* [Input records]:

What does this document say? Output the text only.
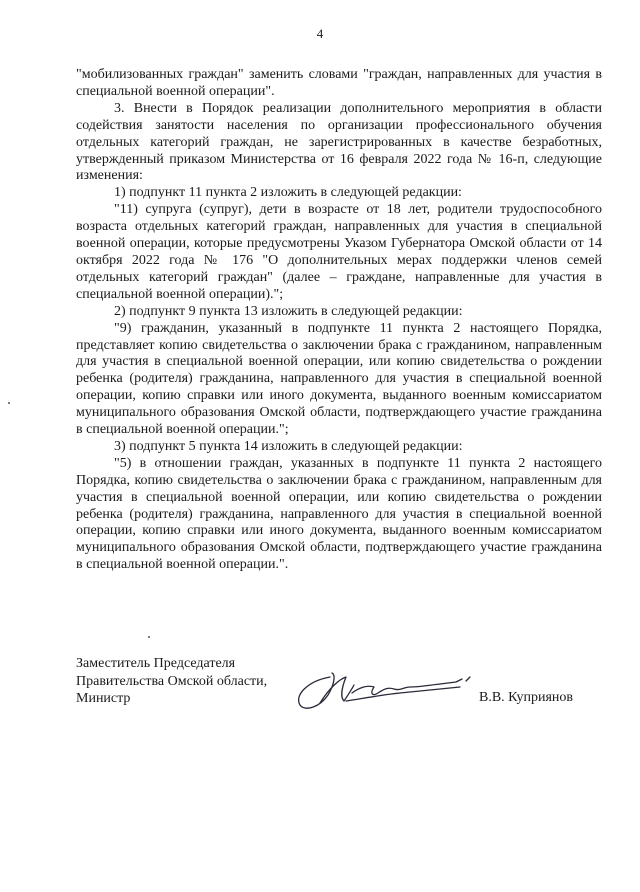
4

"мобилизованных граждан" заменить словами "граждан, направленных для участия в специальной военной операции".

3. Внести в Порядок реализации дополнительного мероприятия в области содействия занятости населения по организации профессионального обучения отдельных категорий граждан, не зарегистрированных в качестве безработных, утвержденный приказом Министерства от 16 февраля 2022 года № 16-п, следующие изменения:

1) подпункт 11 пункта 2 изложить в следующей редакции:

"11) супруга (супруг), дети в возрасте от 18 лет, родители трудоспособного возраста отдельных категорий граждан, направленных для участия в специальной военной операции, которые предусмотрены Указом Губернатора Омской области от 14 октября 2022 года № 176 "О дополнительных мерах поддержки членов семей отдельных категорий граждан" (далее – граждане, направленные для участия в специальной военной операции).";

2) подпункт 9 пункта 13 изложить в следующей редакции:

"9) гражданин, указанный в подпункте 11 пункта 2 настоящего Порядка, представляет копию свидетельства о заключении брака с гражданином, направленным для участия в специальной военной операции, или копию свидетельства о рождении ребенка (родителя) гражданина, направленного для участия в специальной военной операции, копию справки или иного документа, выданного военным комиссариатом муниципального образования Омской области, подтверждающего участие гражданина в специальной военной операции.";

3) подпункт 5 пункта 14 изложить в следующей редакции:

"5) в отношении граждан, указанных в подпункте 11 пункта 2 настоящего Порядка, копию свидетельства о заключении брака с гражданином, направленным для участия в специальной военной операции, или копию свидетельства о рождении ребенка (родителя) гражданина, направленного для участия в специальной военной операции, копию справки или иного документа, выданного военным комиссариатом муниципального образования Омской области, подтверждающего участие гражданина в специальной военной операции.".

Заместитель Председателя
Правительства Омской области,
Министр	В.В. Куприянов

* [Direction]: The pictures should not be reproduced; quote all of the other material exactly.

* [Solution for this task]:
What does this document say? Output the text only.
4

"мобилизованных граждан" заменить словами "граждан, направленных для участия в специальной военной операции".

3. Внести в Порядок реализации дополнительного мероприятия в области содействия занятости населения по организации профессионального обучения отдельных категорий граждан, не зарегистрированных в качестве безработных, утвержденный приказом Министерства от 16 февраля 2022 года № 16-п, следующие изменения:

1) подпункт 11 пункта 2 изложить в следующей редакции:

"11) супруга (супруг), дети в возрасте от 18 лет, родители трудоспособного возраста отдельных категорий граждан, направленных для участия в специальной военной операции, которые предусмотрены Указом Губернатора Омской области от 14 октября 2022 года № 176 "О дополнительных мерах поддержки членов семей отдельных категорий граждан" (далее – граждане, направленные для участия в специальной военной операции).";

2) подпункт 9 пункта 13 изложить в следующей редакции:

"9) гражданин, указанный в подпункте 11 пункта 2 настоящего Порядка, представляет копию свидетельства о заключении брака с гражданином, направленным для участия в специальной военной операции, или копию свидетельства о рождении ребенка (родителя) гражданина, направленного для участия в специальной военной операции, копию справки или иного документа, выданного военным комиссариатом муниципального образования Омской области, подтверждающего участие гражданина в специальной военной операции.";

3) подпункт 5 пункта 14 изложить в следующей редакции:

"5) в отношении граждан, указанных в подпункте 11 пункта 2 настоящего Порядка, копию свидетельства о заключении брака с гражданином, направленным для участия в специальной военной операции, или копию свидетельства о рождении ребенка (родителя) гражданина, направленного для участия в специальной военной операции, копию справки или иного документа, выданного военным комиссариатом муниципального образования Омской области, подтверждающего участие гражданина в специальной военной операции.".

Заместитель Председателя
Правительства Омской области,
Министр	В.В. Куприянов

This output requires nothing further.